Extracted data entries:
start

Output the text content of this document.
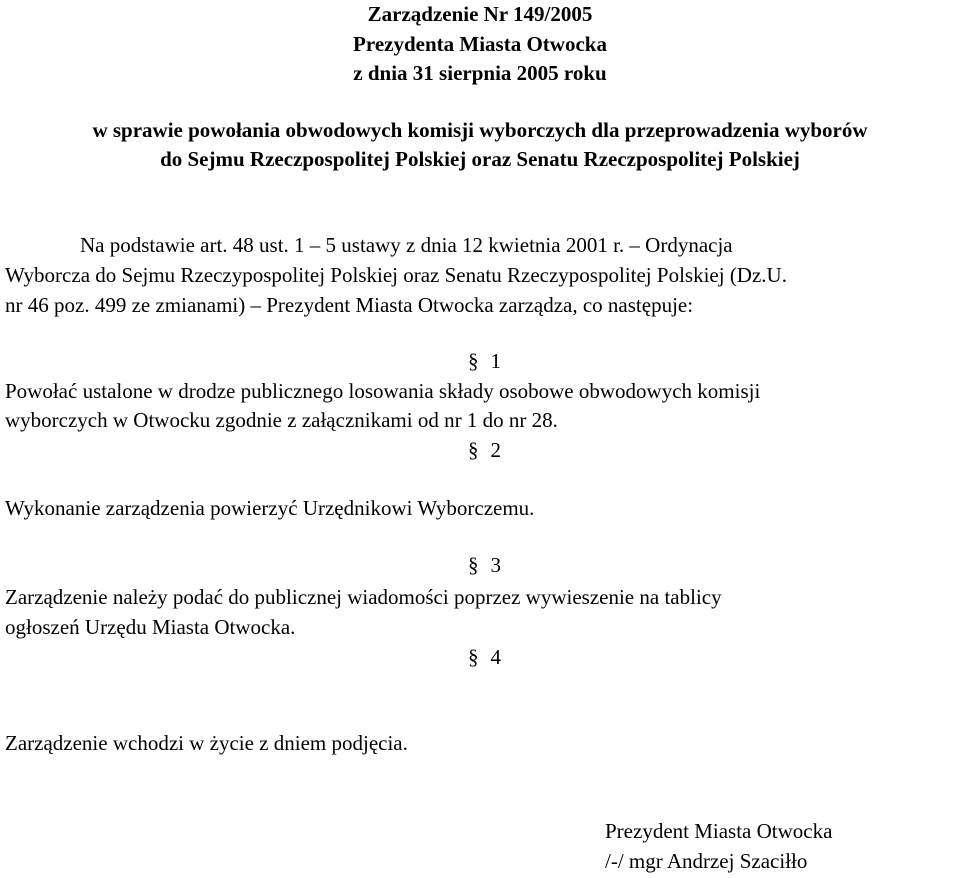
Zarządzenie Nr 149/2005
Prezydenta Miasta Otwocka
z dnia 31 sierpnia 2005 roku
w sprawie powołania obwodowych komisji wyborczych dla przeprowadzenia wyborów
do Sejmu Rzeczpospolitej Polskiej oraz Senatu Rzeczpospolitej Polskiej
Na podstawie art. 48 ust. 1 – 5 ustawy z dnia 12 kwietnia 2001 r. – Ordynacja
Wyborcza do Sejmu Rzeczypospolitej Polskiej oraz Senatu Rzeczypospolitej Polskiej (Dz.U.
nr 46 poz. 499 ze zmianami) – Prezydent Miasta Otwocka zarządza, co następuje:
§ 1
Powołać ustalone w drodze publicznego losowania składy osobowe obwodowych komisji
wyborczych w Otwocku zgodnie z załącznikami od nr 1 do nr 28.
§ 2
Wykonanie zarządzenia powierzyć Urzędnikowi Wyborczemu.
§ 3
Zarządzenie należy podać do publicznej wiadomości poprzez wywieszenie na tablicy
ogłoszeń Urzędu Miasta Otwocka.
§ 4
Zarządzenie wchodzi w życie z dniem podjęcia.
Prezydent Miasta Otwocka
/-/ mgr Andrzej Szaciłło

end

Go through the records line by line and count those containing the string "Miasta". Give only the total.

### Answer to the exercise
4